● **What the task requires**
Go through the records underneath and write each one out again exactly.

● **Supplied records**

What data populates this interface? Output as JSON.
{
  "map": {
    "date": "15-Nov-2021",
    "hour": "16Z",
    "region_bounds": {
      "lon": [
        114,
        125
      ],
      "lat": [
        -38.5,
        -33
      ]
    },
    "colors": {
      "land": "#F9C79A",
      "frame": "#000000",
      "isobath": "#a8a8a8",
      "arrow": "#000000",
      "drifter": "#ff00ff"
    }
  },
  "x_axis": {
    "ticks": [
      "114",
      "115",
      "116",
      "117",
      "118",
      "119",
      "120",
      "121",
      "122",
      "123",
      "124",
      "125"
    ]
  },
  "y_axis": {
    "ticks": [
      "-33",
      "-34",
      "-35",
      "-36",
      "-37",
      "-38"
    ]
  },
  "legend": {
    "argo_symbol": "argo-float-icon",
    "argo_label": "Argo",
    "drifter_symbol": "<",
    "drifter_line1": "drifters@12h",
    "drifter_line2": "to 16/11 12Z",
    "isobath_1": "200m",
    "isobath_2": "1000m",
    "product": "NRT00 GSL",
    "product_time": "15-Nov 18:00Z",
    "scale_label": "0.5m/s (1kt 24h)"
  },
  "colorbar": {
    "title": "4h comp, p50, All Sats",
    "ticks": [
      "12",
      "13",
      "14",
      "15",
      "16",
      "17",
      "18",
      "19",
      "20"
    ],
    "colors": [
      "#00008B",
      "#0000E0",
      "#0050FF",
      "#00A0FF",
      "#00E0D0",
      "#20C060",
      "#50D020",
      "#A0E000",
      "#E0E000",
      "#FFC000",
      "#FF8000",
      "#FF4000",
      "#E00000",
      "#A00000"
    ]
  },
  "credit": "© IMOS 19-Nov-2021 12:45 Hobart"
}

● **Output of the task**
What data populates this interface? Output as JSON.
{
  "map": {
    "date": "15-Nov-2021",
    "hour": "16Z",
    "region_bounds": {
      "lon": [
        114,
        125
      ],
      "lat": [
        -38.5,
        -33
      ]
    },
    "colors": {
      "land": "#F9C79A",
      "frame": "#000000",
      "isobath": "#a8a8a8",
      "arrow": "#000000",
      "drifter": "#ff00ff"
    }
  },
  "x_axis": {
    "ticks": [
      "114",
      "115",
      "116",
      "117",
      "118",
      "119",
      "120",
      "121",
      "122",
      "123",
      "124",
      "125"
    ]
  },
  "y_axis": {
    "ticks": [
      "-33",
      "-34",
      "-35",
      "-36",
      "-37",
      "-38"
    ]
  },
  "legend": {
    "argo_symbol": "argo-float-icon",
    "argo_label": "Argo",
    "drifter_symbol": "<",
    "drifter_line1": "drifters@12h",
    "drifter_line2": "to 16/11 12Z",
    "isobath_1": "200m",
    "isobath_2": "1000m",
    "product": "NRT00 GSL",
    "product_time": "15-Nov 18:00Z",
    "scale_label": "0.5m/s (1kt 24h)"
  },
  "colorbar": {
    "title": "4h comp, p50, All Sats",
    "ticks": [
      "12",
      "13",
      "14",
      "15",
      "16",
      "17",
      "18",
      "19",
      "20"
    ],
    "colors": [
      "#00008B",
      "#0000E0",
      "#0050FF",
      "#00A0FF",
      "#00E0D0",
      "#20C060",
      "#50D020",
      "#A0E000",
      "#E0E000",
      "#FFC000",
      "#FF8000",
      "#FF4000",
      "#E00000",
      "#A00000"
    ]
  },
  "credit": "© IMOS 19-Nov-2021 12:45 Hobart"
}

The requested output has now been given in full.